● **Set problem**
Tell how many lines contain the word "content". Reply with the number only.

□ □ □ □ □

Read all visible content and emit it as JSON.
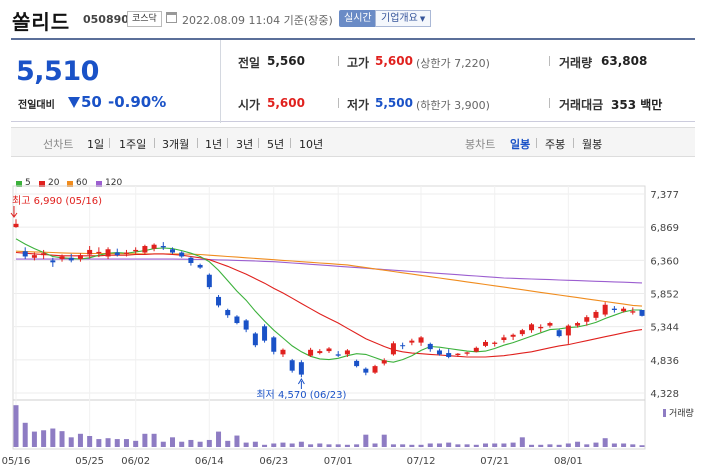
{
  "header": {
    "stock_name": "쏠리드",
    "stock_code": "050890",
    "market": "코스닥",
    "timestamp": "2022.08.09 11:04 기준(장중)",
    "realtime_label": "실시간",
    "overview_label": "기업개요"
  },
  "quote": {
    "price": "5,510",
    "change_label": "전일대비",
    "change": "50",
    "change_pct": "-0.90%",
    "prev_close_label": "전일",
    "prev_close": "5,560",
    "open_label": "시가",
    "open": "5,600",
    "high_label": "고가",
    "high": "5,600",
    "upper_limit": "(상한가 7,220)",
    "low_label": "저가",
    "low": "5,500",
    "lower_limit": "(하한가 3,900)",
    "volume_label": "거래량",
    "volume": "63,808",
    "amount_label": "거래대금",
    "amount": "353 백만"
  },
  "periods": {
    "line_chart_label": "선차트",
    "line_items": [
      "1일",
      "1주일",
      "3개월",
      "1년",
      "3년",
      "5년",
      "10년"
    ],
    "candle_chart_label": "봉차트",
    "candle_items": [
      "일봉",
      "주봉",
      "월봉"
    ],
    "active_candle": "일봉"
  },
  "colors": {
    "up": "#e0211e",
    "down": "#1a52c7",
    "ma5": "#3bb13b",
    "ma20": "#e0211e",
    "ma60": "#f08c1e",
    "ma120": "#9c5fd0",
    "volume": "#8e7cc3",
    "accent": "#5b6f99"
  },
  "chart_data": {
    "type": "candlestick",
    "legend": [
      "5",
      "20",
      "60",
      "120"
    ],
    "y_ticks": [
      "7,377",
      "6,869",
      "6,360",
      "5,852",
      "5,344",
      "4,836",
      "4,328"
    ],
    "ylim": [
      4328,
      7377
    ],
    "x_labels": [
      "05/16",
      "05/25",
      "06/02",
      "06/14",
      "06/23",
      "07/01",
      "07/12",
      "07/21",
      "08/01"
    ],
    "annotations": {
      "high": "최고 6,990 (05/16)",
      "low": "최저 4,570 (06/23)"
    },
    "volume_label": "거래량",
    "candles": [
      [
        6870,
        6990,
        6860,
        6920
      ],
      [
        6500,
        6560,
        6380,
        6420
      ],
      [
        6400,
        6480,
        6360,
        6440
      ],
      [
        6440,
        6520,
        6380,
        6470
      ],
      [
        6360,
        6400,
        6260,
        6330
      ],
      [
        6380,
        6450,
        6340,
        6420
      ],
      [
        6400,
        6460,
        6330,
        6360
      ],
      [
        6380,
        6470,
        6340,
        6440
      ],
      [
        6450,
        6580,
        6390,
        6520
      ],
      [
        6470,
        6560,
        6410,
        6490
      ],
      [
        6420,
        6560,
        6380,
        6530
      ],
      [
        6480,
        6540,
        6420,
        6440
      ],
      [
        6460,
        6520,
        6420,
        6480
      ],
      [
        6500,
        6560,
        6460,
        6520
      ],
      [
        6480,
        6600,
        6450,
        6580
      ],
      [
        6540,
        6620,
        6500,
        6600
      ],
      [
        6580,
        6640,
        6520,
        6560
      ],
      [
        6530,
        6560,
        6460,
        6480
      ],
      [
        6480,
        6500,
        6400,
        6420
      ],
      [
        6400,
        6420,
        6280,
        6320
      ],
      [
        6290,
        6310,
        6230,
        6250
      ],
      [
        6140,
        6160,
        5920,
        5950
      ],
      [
        5800,
        5830,
        5640,
        5670
      ],
      [
        5600,
        5620,
        5480,
        5520
      ],
      [
        5500,
        5520,
        5380,
        5400
      ],
      [
        5440,
        5460,
        5260,
        5300
      ],
      [
        5240,
        5260,
        5030,
        5060
      ],
      [
        5350,
        5380,
        5100,
        5130
      ],
      [
        5180,
        5200,
        4920,
        4960
      ],
      [
        4920,
        5010,
        4880,
        4990
      ],
      [
        4830,
        4850,
        4640,
        4670
      ],
      [
        4800,
        4830,
        4570,
        4610
      ],
      [
        4900,
        5020,
        4880,
        4990
      ],
      [
        4940,
        5000,
        4920,
        4970
      ],
      [
        4970,
        5030,
        4940,
        5010
      ],
      [
        4920,
        4970,
        4880,
        4900
      ],
      [
        4920,
        5000,
        4880,
        4980
      ],
      [
        4820,
        4840,
        4720,
        4740
      ],
      [
        4700,
        4720,
        4600,
        4640
      ],
      [
        4640,
        4760,
        4620,
        4740
      ],
      [
        4780,
        4860,
        4750,
        4830
      ],
      [
        4920,
        5120,
        4900,
        5090
      ],
      [
        5060,
        5100,
        5000,
        5050
      ],
      [
        5100,
        5160,
        5060,
        5130
      ],
      [
        5100,
        5200,
        5050,
        5180
      ],
      [
        5080,
        5100,
        4960,
        5000
      ],
      [
        4980,
        5010,
        4900,
        4920
      ],
      [
        4940,
        5000,
        4860,
        4880
      ],
      [
        4910,
        4940,
        4880,
        4930
      ],
      [
        4930,
        4960,
        4900,
        4950
      ],
      [
        4960,
        5040,
        4950,
        5020
      ],
      [
        5050,
        5140,
        5030,
        5110
      ],
      [
        5080,
        5120,
        5040,
        5100
      ],
      [
        5140,
        5220,
        5100,
        5180
      ],
      [
        5190,
        5240,
        5140,
        5220
      ],
      [
        5230,
        5310,
        5200,
        5290
      ],
      [
        5290,
        5400,
        5250,
        5380
      ],
      [
        5320,
        5380,
        5260,
        5340
      ],
      [
        5360,
        5420,
        5330,
        5400
      ],
      [
        5290,
        5310,
        5180,
        5200
      ],
      [
        5210,
        5380,
        5080,
        5360
      ],
      [
        5360,
        5420,
        5330,
        5400
      ],
      [
        5420,
        5520,
        5360,
        5490
      ],
      [
        5480,
        5600,
        5440,
        5570
      ],
      [
        5530,
        5720,
        5500,
        5680
      ],
      [
        5620,
        5660,
        5560,
        5600
      ],
      [
        5580,
        5650,
        5560,
        5620
      ],
      [
        5560,
        5640,
        5530,
        5580
      ],
      [
        5600,
        5600,
        5500,
        5510
      ]
    ],
    "ma5": [
      6690,
      6610,
      6540,
      6480,
      6420,
      6400,
      6390,
      6380,
      6400,
      6440,
      6470,
      6480,
      6470,
      6490,
      6510,
      6540,
      6550,
      6540,
      6510,
      6470,
      6420,
      6340,
      6210,
      6050,
      5890,
      5750,
      5580,
      5430,
      5290,
      5170,
      5050,
      4960,
      4890,
      4850,
      4840,
      4860,
      4900,
      4930,
      4920,
      4870,
      4820,
      4800,
      4840,
      4900,
      4980,
      5040,
      5030,
      5010,
      4990,
      4970,
      4960,
      4970,
      5010,
      5060,
      5100,
      5150,
      5200,
      5250,
      5300,
      5310,
      5330,
      5340,
      5370,
      5410,
      5470,
      5520,
      5570,
      5600,
      5600
    ],
    "ma20": [
      6480,
      6470,
      6460,
      6450,
      6440,
      6430,
      6430,
      6430,
      6430,
      6430,
      6440,
      6440,
      6440,
      6450,
      6450,
      6460,
      6460,
      6450,
      6440,
      6420,
      6400,
      6370,
      6320,
      6270,
      6210,
      6150,
      6080,
      6010,
      5930,
      5860,
      5780,
      5700,
      5620,
      5540,
      5470,
      5400,
      5320,
      5240,
      5160,
      5100,
      5040,
      4990,
      4960,
      4940,
      4930,
      4920,
      4910,
      4900,
      4890,
      4880,
      4880,
      4880,
      4890,
      4900,
      4920,
      4940,
      4960,
      4990,
      5020,
      5050,
      5070,
      5100,
      5130,
      5160,
      5190,
      5220,
      5250,
      5280,
      5300
    ],
    "ma60": [
      6500,
      6495,
      6490,
      6485,
      6480,
      6475,
      6470,
      6468,
      6466,
      6465,
      6464,
      6463,
      6462,
      6461,
      6460,
      6460,
      6460,
      6460,
      6458,
      6455,
      6450,
      6440,
      6430,
      6420,
      6410,
      6400,
      6390,
      6380,
      6370,
      6360,
      6350,
      6340,
      6330,
      6320,
      6310,
      6300,
      6290,
      6270,
      6250,
      6230,
      6210,
      6190,
      6170,
      6150,
      6130,
      6110,
      6090,
      6070,
      6050,
      6030,
      6010,
      5990,
      5970,
      5950,
      5930,
      5910,
      5890,
      5870,
      5850,
      5830,
      5810,
      5790,
      5770,
      5750,
      5730,
      5710,
      5690,
      5670,
      5660
    ],
    "ma120": [
      6380,
      6380,
      6380,
      6380,
      6380,
      6380,
      6380,
      6380,
      6380,
      6380,
      6380,
      6380,
      6380,
      6380,
      6380,
      6380,
      6380,
      6380,
      6378,
      6376,
      6374,
      6372,
      6368,
      6364,
      6360,
      6355,
      6350,
      6345,
      6340,
      6330,
      6320,
      6310,
      6300,
      6290,
      6280,
      6270,
      6260,
      6250,
      6240,
      6230,
      6220,
      6210,
      6200,
      6190,
      6180,
      6170,
      6160,
      6150,
      6140,
      6130,
      6120,
      6110,
      6100,
      6090,
      6085,
      6080,
      6075,
      6070,
      6065,
      6060,
      6055,
      6050,
      6045,
      6040,
      6035,
      6030,
      6025,
      6020,
      6015
    ],
    "volume": [
      0.95,
      0.55,
      0.35,
      0.38,
      0.42,
      0.36,
      0.22,
      0.3,
      0.25,
      0.18,
      0.2,
      0.18,
      0.18,
      0.14,
      0.3,
      0.3,
      0.12,
      0.22,
      0.12,
      0.16,
      0.12,
      0.16,
      0.35,
      0.14,
      0.26,
      0.1,
      0.12,
      0.05,
      0.08,
      0.1,
      0.08,
      0.12,
      0.06,
      0.08,
      0.06,
      0.06,
      0.05,
      0.06,
      0.28,
      0.08,
      0.28,
      0.06,
      0.06,
      0.05,
      0.05,
      0.08,
      0.08,
      0.1,
      0.06,
      0.06,
      0.05,
      0.08,
      0.08,
      0.08,
      0.1,
      0.22,
      0.05,
      0.05,
      0.06,
      0.05,
      0.08,
      0.12,
      0.06,
      0.1,
      0.2,
      0.08,
      0.08,
      0.06,
      0.04
    ]
  }
}
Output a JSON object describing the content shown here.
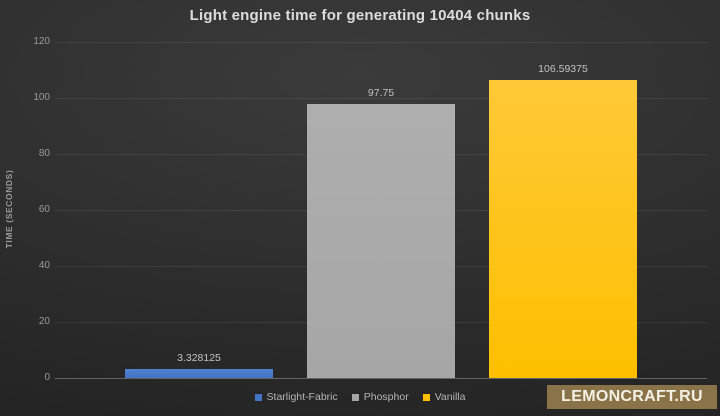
{
  "chart_data": {
    "type": "bar",
    "title": "Light engine time for generating 10404 chunks",
    "xlabel": "",
    "ylabel": "TIME (SECONDS)",
    "ylim": [
      0,
      120
    ],
    "ytick_step": 20,
    "grid": true,
    "legend_position": "bottom",
    "categories": [
      ""
    ],
    "series": [
      {
        "name": "Starlight-Fabric",
        "value": 3.328125,
        "label": "3.328125",
        "color": "#4472c4",
        "color_top": "#5181d2"
      },
      {
        "name": "Phosphor",
        "value": 97.75,
        "label": "97.75",
        "color": "#a6a6a6",
        "color_top": "#aeaeae"
      },
      {
        "name": "Vanilla",
        "value": 106.59375,
        "label": "106.59375",
        "color": "#fdbf00",
        "color_top": "#ffc937"
      }
    ]
  },
  "watermark": {
    "text": "LEMONCRAFT.RU",
    "bg_color": "#8a7348",
    "text_color": "#f5f1e6"
  },
  "colors": {
    "background_center": "#3b3b3b",
    "background_edge": "#222222",
    "title_text": "#dddddd",
    "tick_text": "#9b9b9b",
    "value_label_text": "#c3c3c3",
    "legend_text": "#b5b5b5",
    "gridline": "rgba(255,255,255,0.08)"
  }
}
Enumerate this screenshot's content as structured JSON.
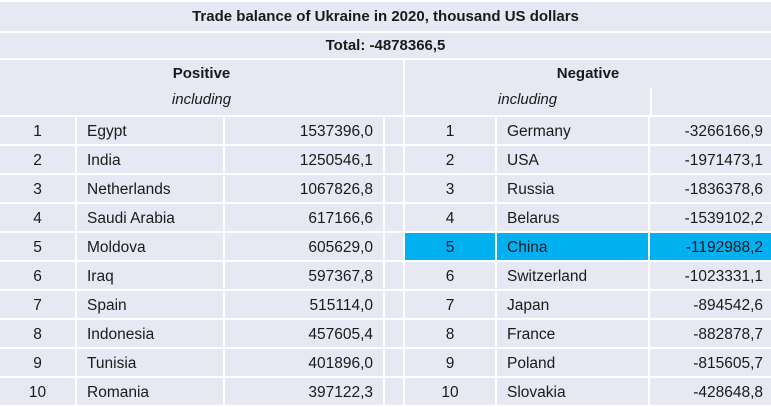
{
  "title": "Trade balance of Ukraine in 2020, thousand US dollars",
  "total": "Total: -4878366,5",
  "positive": {
    "heading": "Positive",
    "subheading": "including",
    "rows": [
      {
        "rank": "1",
        "country": "Egypt",
        "value": "1537396,0"
      },
      {
        "rank": "2",
        "country": "India",
        "value": "1250546,1"
      },
      {
        "rank": "3",
        "country": "Netherlands",
        "value": "1067826,8"
      },
      {
        "rank": "4",
        "country": "Saudi Arabia",
        "value": "617166,6"
      },
      {
        "rank": "5",
        "country": "Moldova",
        "value": "605629,0"
      },
      {
        "rank": "6",
        "country": "Iraq",
        "value": "597367,8"
      },
      {
        "rank": "7",
        "country": "Spain",
        "value": "515114,0"
      },
      {
        "rank": "8",
        "country": "Indonesia",
        "value": "457605,4"
      },
      {
        "rank": "9",
        "country": "Tunisia",
        "value": "401896,0"
      },
      {
        "rank": "10",
        "country": "Romania",
        "value": "397122,3"
      }
    ]
  },
  "negative": {
    "heading": "Negative",
    "subheading": "including",
    "highlighted_rank": "5",
    "highlight_color": "#00b0f0",
    "rows": [
      {
        "rank": "1",
        "country": "Germany",
        "value": "-3266166,9"
      },
      {
        "rank": "2",
        "country": "USA",
        "value": "-1971473,1"
      },
      {
        "rank": "3",
        "country": "Russia",
        "value": "-1836378,6"
      },
      {
        "rank": "4",
        "country": "Belarus",
        "value": "-1539102,2"
      },
      {
        "rank": "5",
        "country": "China",
        "value": "-1192988,2"
      },
      {
        "rank": "6",
        "country": "Switzerland",
        "value": "-1023331,1"
      },
      {
        "rank": "7",
        "country": "Japan",
        "value": "-894542,6"
      },
      {
        "rank": "8",
        "country": "France",
        "value": "-882878,7"
      },
      {
        "rank": "9",
        "country": "Poland",
        "value": "-815605,7"
      },
      {
        "rank": "10",
        "country": "Slovakia",
        "value": "-428648,8"
      }
    ]
  }
}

□ □ □ □ □

● **Reply**
3